### Problem requirements
Go through the material below and copy all lines with "ペルソナ".

### Stored rows
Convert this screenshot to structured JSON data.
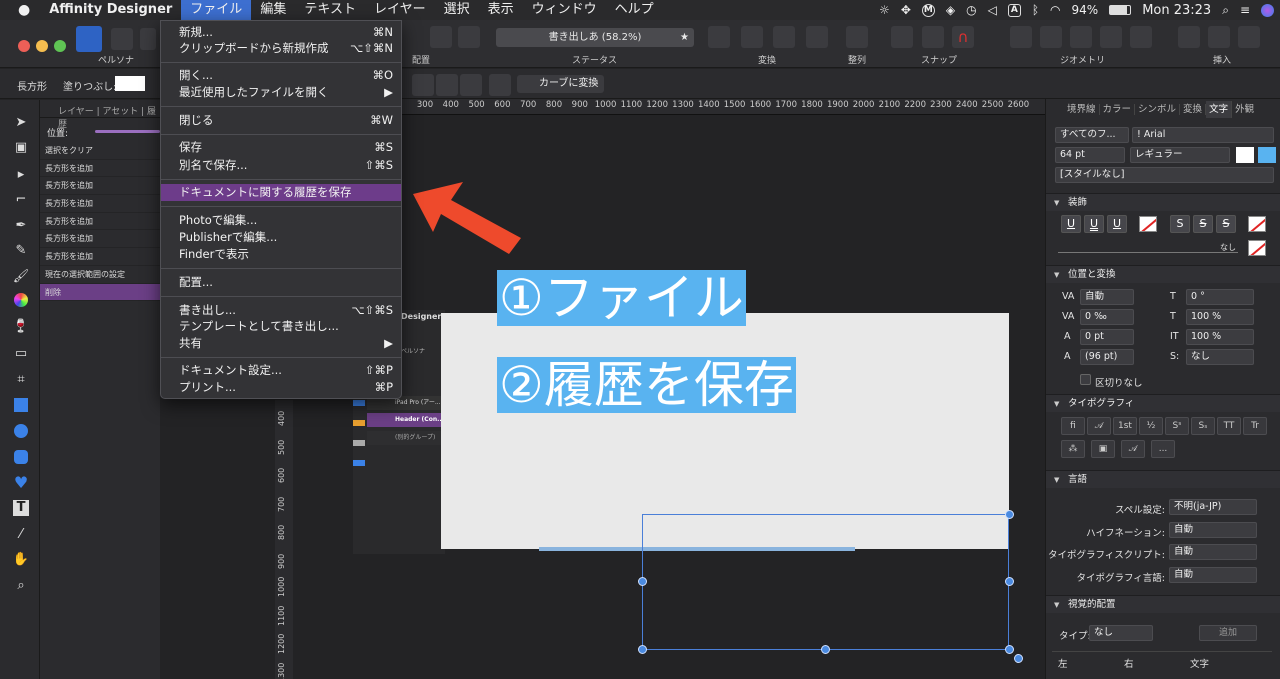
{
  "menubar": {
    "app": "Affinity Designer",
    "items": [
      "ファイル",
      "編集",
      "テキスト",
      "レイヤー",
      "選択",
      "表示",
      "ウィンドウ",
      "ヘルプ"
    ],
    "battery": "94%",
    "clock": "Mon 23:23",
    "input_indicator": "A"
  },
  "toolbar": {
    "persona_label": "ペルソナ",
    "status_value": "書き出しあ (58.2%)",
    "groups": {
      "place": "配置",
      "status": "ステータス",
      "transform": "変換",
      "align": "整列",
      "snap": "スナップ",
      "geometry": "ジオメトリ",
      "insert": "挿入"
    }
  },
  "contextbar": {
    "shape": "長方形",
    "fill_label": "塗りつぶし:",
    "convert_curves": "カーブに変換"
  },
  "history_panel": {
    "tabs": "レイヤー | アセット | 履歴",
    "position_label": "位置:",
    "rows": [
      "選択をクリア",
      "長方形を追加",
      "長方形を追加",
      "長方形を追加",
      "長方形を追加",
      "長方形を追加",
      "長方形を追加",
      "現在の選択範囲の設定",
      "削除"
    ]
  },
  "file_menu": {
    "items": [
      {
        "label": "新規...",
        "shortcut": "⌘N"
      },
      {
        "label": "クリップボードから新規作成",
        "shortcut": "⌥⇧⌘N"
      },
      {
        "label": "開く...",
        "shortcut": "⌘O"
      },
      {
        "label": "最近使用したファイルを開く",
        "shortcut": "▶"
      },
      {
        "label": "閉じる",
        "shortcut": "⌘W"
      },
      {
        "label": "保存",
        "shortcut": "⌘S"
      },
      {
        "label": "別名で保存...",
        "shortcut": "⇧⌘S"
      },
      {
        "label": "ドキュメントに関する履歴を保存",
        "shortcut": ""
      },
      {
        "label": "Photoで編集...",
        "shortcut": ""
      },
      {
        "label": "Publisherで編集...",
        "shortcut": ""
      },
      {
        "label": "Finderで表示",
        "shortcut": ""
      },
      {
        "label": "配置...",
        "shortcut": ""
      },
      {
        "label": "書き出し...",
        "shortcut": "⌥⇧⌘S"
      },
      {
        "label": "テンプレートとして書き出し...",
        "shortcut": ""
      },
      {
        "label": "共有",
        "shortcut": "▶"
      },
      {
        "label": "ドキュメント設定...",
        "shortcut": "⇧⌘P"
      },
      {
        "label": "プリント...",
        "shortcut": "⌘P"
      }
    ]
  },
  "ruler": {
    "h_ticks": [
      "300",
      "400",
      "500",
      "600",
      "700",
      "800",
      "900",
      "1000",
      "1100",
      "1200",
      "1300",
      "1400",
      "1500",
      "1600",
      "1700",
      "1800",
      "1900",
      "2000",
      "2100",
      "2200",
      "2300",
      "2400",
      "2500",
      "2600"
    ],
    "v_ticks": [
      "400",
      "500",
      "600",
      "700",
      "800",
      "900",
      "1000",
      "1100",
      "1200",
      "1300"
    ]
  },
  "canvas": {
    "callout1": "①ファイル",
    "callout2": "②履歴を保存",
    "embedded_title": "Designer",
    "embedded_persona": "ペルソナ",
    "embedded_rows": [
      "iPad Pro (アー...",
      "Header (Con...",
      "(別的グループ)"
    ]
  },
  "right_panel": {
    "tabs": [
      "境界線",
      "カラー",
      "シンボル",
      "変換",
      "文字",
      "外観"
    ],
    "font_collection": "すべてのフ...",
    "font_name": "! Arial",
    "font_size": "64 pt",
    "font_weight": "レギュラー",
    "style": "[スタイルなし]",
    "decoration_header": "装飾",
    "none_label": "なし",
    "position_header": "位置と変換",
    "tracking": "自動",
    "kerning": "0 ‰",
    "baseline": "0 pt",
    "leading": "(96 pt)",
    "slant": "0 °",
    "h_scale": "100 %",
    "v_scale": "100 %",
    "position_sel": "なし",
    "no_break": "区切りなし",
    "typography_header": "タイポグラフィ",
    "language_header": "言語",
    "spell_label": "スペル設定:",
    "spell_value": "不明(ja-JP)",
    "hyphen_label": "ハイフネーション:",
    "hyphen_value": "自動",
    "script_label": "タイポグラフィスクリプト:",
    "script_value": "自動",
    "lang_label": "タイポグラフィ言語:",
    "lang_value": "自動",
    "optical_header": "視覚的配置",
    "type_label": "タイプ:",
    "type_value": "なし",
    "add_button": "追加",
    "col_left": "左",
    "col_right": "右",
    "col_text": "文字"
  },
  "colors": {
    "accent_purple": "#6d3c8a",
    "callout_blue": "#59b3f0",
    "arrow_red": "#ee4a2c"
  }
}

### The completed task
    "persona_label": "ペルソナ",
    "embedded_persona": "ペルソナ",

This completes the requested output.